- [Task statement]
For the records that follow, restate each one word for word and leave the images behind.
Supplied information Block Start
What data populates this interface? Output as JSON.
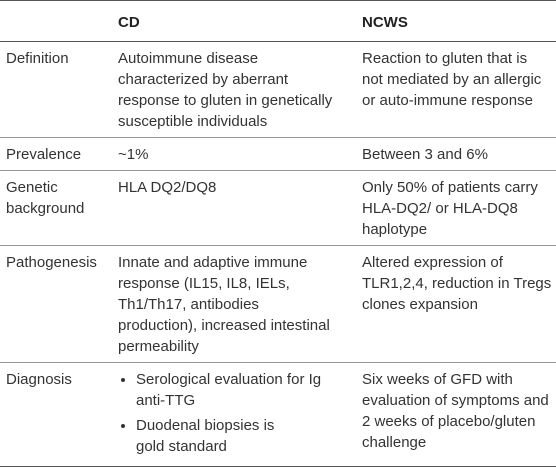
{
  "table": {
    "header": {
      "cd": "CD",
      "ncws": "NCWS"
    },
    "rows": [
      {
        "label": [
          "Definition"
        ],
        "cd": [
          "Autoimmune disease",
          "characterized by aberrant",
          "response to gluten in genetically",
          "susceptible individuals"
        ],
        "ncws": [
          "Reaction to gluten that is",
          "not mediated by an allergic",
          "or auto-immune response"
        ]
      },
      {
        "label": [
          "Prevalence"
        ],
        "cd": [
          "~1%"
        ],
        "ncws": [
          "Between 3 and 6%"
        ]
      },
      {
        "label": [
          "Genetic",
          "background"
        ],
        "cd": [
          "HLA DQ2/DQ8"
        ],
        "ncws": [
          "Only 50% of patients carry",
          "HLA-DQ2/ or HLA-DQ8",
          "haplotype"
        ]
      },
      {
        "label": [
          "Pathogenesis"
        ],
        "cd": [
          "Innate and adaptive immune",
          "response (IL15, IL8, IELs,",
          "Th1/Th17, antibodies",
          "production), increased intestinal",
          "permeability"
        ],
        "ncws": [
          "Altered expression of",
          "TLR1,2,4, reduction in Tregs",
          "clones expansion"
        ]
      },
      {
        "label": [
          "Diagnosis"
        ],
        "cd": {
          "bullets": [
            [
              "Serological evaluation for Ig",
              "anti-TTG"
            ],
            [
              "Duodenal biopsies is",
              "gold standard"
            ]
          ]
        },
        "ncws": [
          "Six weeks of GFD with",
          "evaluation of symptoms and",
          "2 weeks of placebo/gluten",
          "challenge"
        ]
      }
    ]
  }
}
Supplied information Block End
- [Exercise response]
What data populates this interface? Output as JSON.
{
  "table": {
    "header": {
      "cd": "CD",
      "ncws": "NCWS"
    },
    "rows": [
      {
        "label": [
          "Definition"
        ],
        "cd": [
          "Autoimmune disease",
          "characterized by aberrant",
          "response to gluten in genetically",
          "susceptible individuals"
        ],
        "ncws": [
          "Reaction to gluten that is",
          "not mediated by an allergic",
          "or auto-immune response"
        ]
      },
      {
        "label": [
          "Prevalence"
        ],
        "cd": [
          "~1%"
        ],
        "ncws": [
          "Between 3 and 6%"
        ]
      },
      {
        "label": [
          "Genetic",
          "background"
        ],
        "cd": [
          "HLA DQ2/DQ8"
        ],
        "ncws": [
          "Only 50% of patients carry",
          "HLA-DQ2/ or HLA-DQ8",
          "haplotype"
        ]
      },
      {
        "label": [
          "Pathogenesis"
        ],
        "cd": [
          "Innate and adaptive immune",
          "response (IL15, IL8, IELs,",
          "Th1/Th17, antibodies",
          "production), increased intestinal",
          "permeability"
        ],
        "ncws": [
          "Altered expression of",
          "TLR1,2,4, reduction in Tregs",
          "clones expansion"
        ]
      },
      {
        "label": [
          "Diagnosis"
        ],
        "cd": {
          "bullets": [
            [
              "Serological evaluation for Ig",
              "anti-TTG"
            ],
            [
              "Duodenal biopsies is",
              "gold standard"
            ]
          ]
        },
        "ncws": [
          "Six weeks of GFD with",
          "evaluation of symptoms and",
          "2 weeks of placebo/gluten",
          "challenge"
        ]
      }
    ]
  }
}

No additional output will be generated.